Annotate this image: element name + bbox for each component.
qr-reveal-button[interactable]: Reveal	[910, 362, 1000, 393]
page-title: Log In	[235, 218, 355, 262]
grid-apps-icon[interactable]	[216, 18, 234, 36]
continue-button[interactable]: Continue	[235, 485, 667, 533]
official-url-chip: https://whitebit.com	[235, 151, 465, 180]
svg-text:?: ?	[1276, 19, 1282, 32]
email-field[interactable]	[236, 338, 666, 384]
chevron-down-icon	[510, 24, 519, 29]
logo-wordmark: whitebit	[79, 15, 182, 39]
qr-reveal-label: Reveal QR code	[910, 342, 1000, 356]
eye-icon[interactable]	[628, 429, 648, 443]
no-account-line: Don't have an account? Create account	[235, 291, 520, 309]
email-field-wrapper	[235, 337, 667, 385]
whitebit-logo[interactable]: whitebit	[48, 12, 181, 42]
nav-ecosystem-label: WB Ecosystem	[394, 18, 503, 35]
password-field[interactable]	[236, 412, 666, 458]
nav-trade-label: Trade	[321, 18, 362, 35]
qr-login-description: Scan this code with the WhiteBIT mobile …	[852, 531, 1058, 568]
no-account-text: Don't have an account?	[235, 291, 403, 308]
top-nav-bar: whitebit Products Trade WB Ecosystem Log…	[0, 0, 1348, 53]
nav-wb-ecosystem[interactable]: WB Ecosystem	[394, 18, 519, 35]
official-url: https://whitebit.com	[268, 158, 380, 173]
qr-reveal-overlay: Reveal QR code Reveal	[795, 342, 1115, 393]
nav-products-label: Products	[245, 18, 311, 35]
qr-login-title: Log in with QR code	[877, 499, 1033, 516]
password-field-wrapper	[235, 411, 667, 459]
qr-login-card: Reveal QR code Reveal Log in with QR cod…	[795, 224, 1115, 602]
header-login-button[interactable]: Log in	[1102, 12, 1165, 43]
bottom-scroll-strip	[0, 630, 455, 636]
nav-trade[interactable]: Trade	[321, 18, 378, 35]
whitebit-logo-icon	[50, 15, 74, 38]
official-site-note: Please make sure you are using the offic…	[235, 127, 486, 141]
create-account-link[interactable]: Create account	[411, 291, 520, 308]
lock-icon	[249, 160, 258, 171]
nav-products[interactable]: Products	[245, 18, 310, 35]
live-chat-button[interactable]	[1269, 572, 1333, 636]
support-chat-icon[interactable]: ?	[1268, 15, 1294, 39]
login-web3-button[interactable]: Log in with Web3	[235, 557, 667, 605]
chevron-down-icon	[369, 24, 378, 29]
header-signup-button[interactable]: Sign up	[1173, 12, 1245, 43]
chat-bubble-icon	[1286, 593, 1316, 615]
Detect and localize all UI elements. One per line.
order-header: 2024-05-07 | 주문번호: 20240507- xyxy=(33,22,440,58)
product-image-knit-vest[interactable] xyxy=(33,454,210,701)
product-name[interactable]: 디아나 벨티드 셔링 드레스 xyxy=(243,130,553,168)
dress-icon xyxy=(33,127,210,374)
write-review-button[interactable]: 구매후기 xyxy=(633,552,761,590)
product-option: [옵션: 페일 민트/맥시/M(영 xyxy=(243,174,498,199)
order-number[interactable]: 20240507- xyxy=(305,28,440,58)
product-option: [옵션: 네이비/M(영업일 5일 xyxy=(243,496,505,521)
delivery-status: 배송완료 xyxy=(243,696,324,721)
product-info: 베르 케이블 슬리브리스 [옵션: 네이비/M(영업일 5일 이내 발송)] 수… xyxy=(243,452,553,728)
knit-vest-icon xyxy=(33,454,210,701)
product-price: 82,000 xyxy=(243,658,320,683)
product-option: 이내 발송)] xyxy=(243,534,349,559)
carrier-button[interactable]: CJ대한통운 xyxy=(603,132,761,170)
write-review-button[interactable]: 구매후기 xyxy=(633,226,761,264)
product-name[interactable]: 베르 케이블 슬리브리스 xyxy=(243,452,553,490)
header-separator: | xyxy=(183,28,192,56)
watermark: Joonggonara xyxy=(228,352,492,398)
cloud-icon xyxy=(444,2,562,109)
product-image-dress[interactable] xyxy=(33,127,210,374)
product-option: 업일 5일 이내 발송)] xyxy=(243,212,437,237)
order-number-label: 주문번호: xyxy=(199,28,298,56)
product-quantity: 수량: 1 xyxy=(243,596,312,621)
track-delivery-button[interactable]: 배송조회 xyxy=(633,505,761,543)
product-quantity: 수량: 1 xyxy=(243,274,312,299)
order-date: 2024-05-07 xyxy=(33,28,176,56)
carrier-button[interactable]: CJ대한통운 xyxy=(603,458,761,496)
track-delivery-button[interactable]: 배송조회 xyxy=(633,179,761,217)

——————

Reproduce every record above line for line, with no changes.

Annotate this image: element name + bbox for each component.
qr-reveal-button[interactable]: Reveal	[910, 362, 1000, 393]
page-title: Log In	[235, 218, 355, 262]
grid-apps-icon[interactable]	[216, 18, 234, 36]
continue-button[interactable]: Continue	[235, 485, 667, 533]
official-url-chip: https://whitebit.com	[235, 151, 465, 180]
svg-text:?: ?	[1276, 19, 1282, 32]
email-field[interactable]	[236, 338, 666, 384]
chevron-down-icon	[510, 24, 519, 29]
logo-wordmark: whitebit	[79, 15, 182, 39]
qr-reveal-label: Reveal QR code	[910, 342, 1000, 356]
eye-icon[interactable]	[628, 429, 648, 443]
no-account-line: Don't have an account? Create account	[235, 291, 520, 309]
email-field-wrapper	[235, 337, 667, 385]
whitebit-logo[interactable]: whitebit	[48, 12, 181, 42]
nav-ecosystem-label: WB Ecosystem	[394, 18, 503, 35]
password-field[interactable]	[236, 412, 666, 458]
nav-trade-label: Trade	[321, 18, 362, 35]
qr-login-description: Scan this code with the WhiteBIT mobile …	[852, 531, 1058, 568]
no-account-text: Don't have an account?	[235, 291, 403, 308]
top-nav-bar: whitebit Products Trade WB Ecosystem Log…	[0, 0, 1348, 53]
nav-wb-ecosystem[interactable]: WB Ecosystem	[394, 18, 519, 35]
official-url: https://whitebit.com	[268, 158, 380, 173]
qr-reveal-overlay: Reveal QR code Reveal	[795, 342, 1115, 393]
nav-products-label: Products	[245, 18, 311, 35]
qr-login-title: Log in with QR code	[877, 499, 1033, 516]
password-field-wrapper	[235, 411, 667, 459]
qr-login-card: Reveal QR code Reveal Log in with QR cod…	[795, 224, 1115, 602]
header-login-button[interactable]: Log in	[1102, 12, 1165, 43]
bottom-scroll-strip	[0, 630, 455, 636]
nav-trade[interactable]: Trade	[321, 18, 378, 35]
whitebit-logo-icon	[50, 15, 74, 38]
official-site-note: Please make sure you are using the offic…	[235, 127, 486, 141]
create-account-link[interactable]: Create account	[411, 291, 520, 308]
lock-icon	[249, 160, 258, 171]
nav-products[interactable]: Products	[245, 18, 310, 35]
live-chat-button[interactable]	[1269, 572, 1333, 636]
support-chat-icon[interactable]: ?	[1268, 15, 1294, 39]
login-web3-button[interactable]: Log in with Web3	[235, 557, 667, 605]
chevron-down-icon	[369, 24, 378, 29]
header-signup-button[interactable]: Sign up	[1173, 12, 1245, 43]
chat-bubble-icon	[1286, 593, 1316, 615]
Detect and localize all UI elements. One per line.
order-header: 2024-05-07 | 주문번호: 20240507- xyxy=(33,22,440,58)
product-image-knit-vest[interactable] xyxy=(33,454,210,701)
product-name[interactable]: 디아나 벨티드 셔링 드레스 xyxy=(243,130,553,168)
dress-icon xyxy=(33,127,210,374)
write-review-button[interactable]: 구매후기 xyxy=(633,552,761,590)
product-option: [옵션: 페일 민트/맥시/M(영 xyxy=(243,174,498,199)
order-number[interactable]: 20240507- xyxy=(305,28,440,58)
product-option: [옵션: 네이비/M(영업일 5일 xyxy=(243,496,505,521)
delivery-status: 배송완료 xyxy=(243,696,324,721)
product-info: 베르 케이블 슬리브리스 [옵션: 네이비/M(영업일 5일 이내 발송)] 수… xyxy=(243,452,553,728)
knit-vest-icon xyxy=(33,454,210,701)
product-price: 82,000 xyxy=(243,658,320,683)
product-option: 이내 발송)] xyxy=(243,534,349,559)
carrier-button[interactable]: CJ대한통운 xyxy=(603,132,761,170)
write-review-button[interactable]: 구매후기 xyxy=(633,226,761,264)
product-name[interactable]: 베르 케이블 슬리브리스 xyxy=(243,452,553,490)
header-separator: | xyxy=(183,28,192,56)
watermark: Joonggonara xyxy=(228,352,492,398)
cloud-icon xyxy=(444,2,562,109)
product-image-dress[interactable] xyxy=(33,127,210,374)
product-option: 업일 5일 이내 발송)] xyxy=(243,212,437,237)
order-number-label: 주문번호: xyxy=(199,28,298,56)
product-quantity: 수량: 1 xyxy=(243,596,312,621)
track-delivery-button[interactable]: 배송조회 xyxy=(633,505,761,543)
product-quantity: 수량: 1 xyxy=(243,274,312,299)
order-date: 2024-05-07 xyxy=(33,28,176,56)
carrier-button[interactable]: CJ대한통운 xyxy=(603,458,761,496)
track-delivery-button[interactable]: 배송조회 xyxy=(633,179,761,217)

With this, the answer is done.